■ **Your instructions**: Copy out each line below exactly as it appears.

★ ★ ★ ★

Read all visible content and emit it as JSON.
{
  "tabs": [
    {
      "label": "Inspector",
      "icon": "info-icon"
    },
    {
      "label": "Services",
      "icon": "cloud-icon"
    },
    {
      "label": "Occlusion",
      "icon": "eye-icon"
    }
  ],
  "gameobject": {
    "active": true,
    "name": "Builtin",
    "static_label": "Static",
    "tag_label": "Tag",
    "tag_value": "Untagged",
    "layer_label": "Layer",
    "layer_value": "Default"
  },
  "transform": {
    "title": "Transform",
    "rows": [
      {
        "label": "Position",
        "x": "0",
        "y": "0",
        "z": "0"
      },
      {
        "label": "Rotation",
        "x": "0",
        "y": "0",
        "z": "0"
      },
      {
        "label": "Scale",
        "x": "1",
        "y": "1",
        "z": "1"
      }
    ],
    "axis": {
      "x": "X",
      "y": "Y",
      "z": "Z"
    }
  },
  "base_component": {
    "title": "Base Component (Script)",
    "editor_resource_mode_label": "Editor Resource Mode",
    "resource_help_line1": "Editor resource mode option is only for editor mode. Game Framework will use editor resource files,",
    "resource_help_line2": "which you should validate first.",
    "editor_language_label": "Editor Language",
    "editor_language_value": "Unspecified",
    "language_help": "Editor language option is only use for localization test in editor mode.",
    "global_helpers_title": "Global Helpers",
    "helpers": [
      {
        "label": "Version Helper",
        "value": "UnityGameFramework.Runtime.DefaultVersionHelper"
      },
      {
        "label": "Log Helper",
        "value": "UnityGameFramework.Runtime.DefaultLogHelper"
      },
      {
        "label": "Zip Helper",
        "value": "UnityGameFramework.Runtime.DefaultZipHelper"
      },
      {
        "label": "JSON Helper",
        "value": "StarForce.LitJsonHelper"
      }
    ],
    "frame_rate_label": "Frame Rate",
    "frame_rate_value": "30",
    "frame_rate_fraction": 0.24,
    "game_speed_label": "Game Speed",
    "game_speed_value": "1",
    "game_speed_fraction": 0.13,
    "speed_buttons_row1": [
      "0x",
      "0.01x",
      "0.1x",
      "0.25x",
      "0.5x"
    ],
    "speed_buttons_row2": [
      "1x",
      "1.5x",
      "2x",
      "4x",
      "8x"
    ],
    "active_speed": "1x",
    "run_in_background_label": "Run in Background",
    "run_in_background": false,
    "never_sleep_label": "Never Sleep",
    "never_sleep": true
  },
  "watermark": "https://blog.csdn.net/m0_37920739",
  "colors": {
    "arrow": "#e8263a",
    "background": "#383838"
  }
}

★ ★ ★ ★

■ **Result of the task**:
Read all visible content and emit it as JSON.
{
  "tabs": [
    {
      "label": "Inspector",
      "icon": "info-icon"
    },
    {
      "label": "Services",
      "icon": "cloud-icon"
    },
    {
      "label": "Occlusion",
      "icon": "eye-icon"
    }
  ],
  "gameobject": {
    "active": true,
    "name": "Builtin",
    "static_label": "Static",
    "tag_label": "Tag",
    "tag_value": "Untagged",
    "layer_label": "Layer",
    "layer_value": "Default"
  },
  "transform": {
    "title": "Transform",
    "rows": [
      {
        "label": "Position",
        "x": "0",
        "y": "0",
        "z": "0"
      },
      {
        "label": "Rotation",
        "x": "0",
        "y": "0",
        "z": "0"
      },
      {
        "label": "Scale",
        "x": "1",
        "y": "1",
        "z": "1"
      }
    ],
    "axis": {
      "x": "X",
      "y": "Y",
      "z": "Z"
    }
  },
  "base_component": {
    "title": "Base Component (Script)",
    "editor_resource_mode_label": "Editor Resource Mode",
    "resource_help_line1": "Editor resource mode option is only for editor mode. Game Framework will use editor resource files,",
    "resource_help_line2": "which you should validate first.",
    "editor_language_label": "Editor Language",
    "editor_language_value": "Unspecified",
    "language_help": "Editor language option is only use for localization test in editor mode.",
    "global_helpers_title": "Global Helpers",
    "helpers": [
      {
        "label": "Version Helper",
        "value": "UnityGameFramework.Runtime.DefaultVersionHelper"
      },
      {
        "label": "Log Helper",
        "value": "UnityGameFramework.Runtime.DefaultLogHelper"
      },
      {
        "label": "Zip Helper",
        "value": "UnityGameFramework.Runtime.DefaultZipHelper"
      },
      {
        "label": "JSON Helper",
        "value": "StarForce.LitJsonHelper"
      }
    ],
    "frame_rate_label": "Frame Rate",
    "frame_rate_value": "30",
    "frame_rate_fraction": 0.24,
    "game_speed_label": "Game Speed",
    "game_speed_value": "1",
    "game_speed_fraction": 0.13,
    "speed_buttons_row1": [
      "0x",
      "0.01x",
      "0.1x",
      "0.25x",
      "0.5x"
    ],
    "speed_buttons_row2": [
      "1x",
      "1.5x",
      "2x",
      "4x",
      "8x"
    ],
    "active_speed": "1x",
    "run_in_background_label": "Run in Background",
    "run_in_background": false,
    "never_sleep_label": "Never Sleep",
    "never_sleep": true
  },
  "watermark": "https://blog.csdn.net/m0_37920739",
  "colors": {
    "arrow": "#e8263a",
    "background": "#383838"
  }
}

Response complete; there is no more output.